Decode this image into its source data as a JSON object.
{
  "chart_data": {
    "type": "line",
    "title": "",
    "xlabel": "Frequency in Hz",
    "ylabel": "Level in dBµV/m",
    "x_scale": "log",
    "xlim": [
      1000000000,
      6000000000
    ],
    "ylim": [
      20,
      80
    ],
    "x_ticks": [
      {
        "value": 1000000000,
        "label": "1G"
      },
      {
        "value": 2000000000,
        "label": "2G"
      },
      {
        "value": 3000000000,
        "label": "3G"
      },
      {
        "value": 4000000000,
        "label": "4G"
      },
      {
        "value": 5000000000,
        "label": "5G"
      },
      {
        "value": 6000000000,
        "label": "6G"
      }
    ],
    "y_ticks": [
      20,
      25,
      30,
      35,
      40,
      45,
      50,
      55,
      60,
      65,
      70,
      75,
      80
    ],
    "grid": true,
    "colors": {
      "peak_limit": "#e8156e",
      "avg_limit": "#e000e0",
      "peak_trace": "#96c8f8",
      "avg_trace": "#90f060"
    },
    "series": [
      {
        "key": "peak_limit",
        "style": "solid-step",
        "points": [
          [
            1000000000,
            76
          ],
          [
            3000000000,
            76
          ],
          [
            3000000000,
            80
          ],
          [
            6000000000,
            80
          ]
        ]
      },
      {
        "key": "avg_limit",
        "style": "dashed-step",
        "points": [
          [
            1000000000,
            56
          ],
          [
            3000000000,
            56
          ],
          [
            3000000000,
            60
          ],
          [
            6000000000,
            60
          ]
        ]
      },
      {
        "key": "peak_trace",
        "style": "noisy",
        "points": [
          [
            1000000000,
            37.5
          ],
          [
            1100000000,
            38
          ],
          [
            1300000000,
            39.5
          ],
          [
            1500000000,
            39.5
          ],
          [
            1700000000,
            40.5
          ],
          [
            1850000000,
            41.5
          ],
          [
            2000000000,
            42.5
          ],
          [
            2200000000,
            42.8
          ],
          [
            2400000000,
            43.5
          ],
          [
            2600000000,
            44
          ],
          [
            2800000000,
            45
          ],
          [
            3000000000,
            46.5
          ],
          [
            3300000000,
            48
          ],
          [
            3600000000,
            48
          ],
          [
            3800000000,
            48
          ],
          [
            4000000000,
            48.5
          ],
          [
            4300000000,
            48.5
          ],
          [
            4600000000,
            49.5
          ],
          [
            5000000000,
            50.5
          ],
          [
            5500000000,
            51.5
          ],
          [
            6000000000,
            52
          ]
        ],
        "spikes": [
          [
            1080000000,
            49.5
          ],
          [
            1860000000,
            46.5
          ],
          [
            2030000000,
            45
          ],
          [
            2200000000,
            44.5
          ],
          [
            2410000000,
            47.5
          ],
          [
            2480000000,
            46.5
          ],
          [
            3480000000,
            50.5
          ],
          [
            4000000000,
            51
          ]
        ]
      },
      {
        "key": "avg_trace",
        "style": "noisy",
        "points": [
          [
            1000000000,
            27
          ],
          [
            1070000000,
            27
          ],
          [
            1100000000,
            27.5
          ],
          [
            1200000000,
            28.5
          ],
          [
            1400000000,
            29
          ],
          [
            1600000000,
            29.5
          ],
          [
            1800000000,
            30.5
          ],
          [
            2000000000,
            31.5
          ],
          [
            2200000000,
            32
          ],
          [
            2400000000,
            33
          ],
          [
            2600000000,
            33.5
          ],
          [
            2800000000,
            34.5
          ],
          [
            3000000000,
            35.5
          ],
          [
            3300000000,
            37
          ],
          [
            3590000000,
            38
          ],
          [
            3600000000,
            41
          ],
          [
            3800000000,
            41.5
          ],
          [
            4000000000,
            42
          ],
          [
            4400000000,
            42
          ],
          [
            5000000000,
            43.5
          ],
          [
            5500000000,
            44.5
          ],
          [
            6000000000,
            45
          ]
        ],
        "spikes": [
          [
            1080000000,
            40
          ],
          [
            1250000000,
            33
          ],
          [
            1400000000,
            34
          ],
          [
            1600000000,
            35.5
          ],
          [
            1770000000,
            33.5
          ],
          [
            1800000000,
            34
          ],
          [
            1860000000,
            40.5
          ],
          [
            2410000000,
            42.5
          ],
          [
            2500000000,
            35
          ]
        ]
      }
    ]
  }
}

_WHAT TO WORK ON_: The whole listing above needs to be written out again exactly.

_RESPONSE TO THIS TASK_:
Decode this image into its source data as a JSON object.
{
  "chart_data": {
    "type": "line",
    "title": "",
    "xlabel": "Frequency in Hz",
    "ylabel": "Level in dBµV/m",
    "x_scale": "log",
    "xlim": [
      1000000000,
      6000000000
    ],
    "ylim": [
      20,
      80
    ],
    "x_ticks": [
      {
        "value": 1000000000,
        "label": "1G"
      },
      {
        "value": 2000000000,
        "label": "2G"
      },
      {
        "value": 3000000000,
        "label": "3G"
      },
      {
        "value": 4000000000,
        "label": "4G"
      },
      {
        "value": 5000000000,
        "label": "5G"
      },
      {
        "value": 6000000000,
        "label": "6G"
      }
    ],
    "y_ticks": [
      20,
      25,
      30,
      35,
      40,
      45,
      50,
      55,
      60,
      65,
      70,
      75,
      80
    ],
    "grid": true,
    "colors": {
      "peak_limit": "#e8156e",
      "avg_limit": "#e000e0",
      "peak_trace": "#96c8f8",
      "avg_trace": "#90f060"
    },
    "series": [
      {
        "key": "peak_limit",
        "style": "solid-step",
        "points": [
          [
            1000000000,
            76
          ],
          [
            3000000000,
            76
          ],
          [
            3000000000,
            80
          ],
          [
            6000000000,
            80
          ]
        ]
      },
      {
        "key": "avg_limit",
        "style": "dashed-step",
        "points": [
          [
            1000000000,
            56
          ],
          [
            3000000000,
            56
          ],
          [
            3000000000,
            60
          ],
          [
            6000000000,
            60
          ]
        ]
      },
      {
        "key": "peak_trace",
        "style": "noisy",
        "points": [
          [
            1000000000,
            37.5
          ],
          [
            1100000000,
            38
          ],
          [
            1300000000,
            39.5
          ],
          [
            1500000000,
            39.5
          ],
          [
            1700000000,
            40.5
          ],
          [
            1850000000,
            41.5
          ],
          [
            2000000000,
            42.5
          ],
          [
            2200000000,
            42.8
          ],
          [
            2400000000,
            43.5
          ],
          [
            2600000000,
            44
          ],
          [
            2800000000,
            45
          ],
          [
            3000000000,
            46.5
          ],
          [
            3300000000,
            48
          ],
          [
            3600000000,
            48
          ],
          [
            3800000000,
            48
          ],
          [
            4000000000,
            48.5
          ],
          [
            4300000000,
            48.5
          ],
          [
            4600000000,
            49.5
          ],
          [
            5000000000,
            50.5
          ],
          [
            5500000000,
            51.5
          ],
          [
            6000000000,
            52
          ]
        ],
        "spikes": [
          [
            1080000000,
            49.5
          ],
          [
            1860000000,
            46.5
          ],
          [
            2030000000,
            45
          ],
          [
            2200000000,
            44.5
          ],
          [
            2410000000,
            47.5
          ],
          [
            2480000000,
            46.5
          ],
          [
            3480000000,
            50.5
          ],
          [
            4000000000,
            51
          ]
        ]
      },
      {
        "key": "avg_trace",
        "style": "noisy",
        "points": [
          [
            1000000000,
            27
          ],
          [
            1070000000,
            27
          ],
          [
            1100000000,
            27.5
          ],
          [
            1200000000,
            28.5
          ],
          [
            1400000000,
            29
          ],
          [
            1600000000,
            29.5
          ],
          [
            1800000000,
            30.5
          ],
          [
            2000000000,
            31.5
          ],
          [
            2200000000,
            32
          ],
          [
            2400000000,
            33
          ],
          [
            2600000000,
            33.5
          ],
          [
            2800000000,
            34.5
          ],
          [
            3000000000,
            35.5
          ],
          [
            3300000000,
            37
          ],
          [
            3590000000,
            38
          ],
          [
            3600000000,
            41
          ],
          [
            3800000000,
            41.5
          ],
          [
            4000000000,
            42
          ],
          [
            4400000000,
            42
          ],
          [
            5000000000,
            43.5
          ],
          [
            5500000000,
            44.5
          ],
          [
            6000000000,
            45
          ]
        ],
        "spikes": [
          [
            1080000000,
            40
          ],
          [
            1250000000,
            33
          ],
          [
            1400000000,
            34
          ],
          [
            1600000000,
            35.5
          ],
          [
            1770000000,
            33.5
          ],
          [
            1800000000,
            34
          ],
          [
            1860000000,
            40.5
          ],
          [
            2410000000,
            42.5
          ],
          [
            2500000000,
            35
          ]
        ]
      }
    ]
  }
}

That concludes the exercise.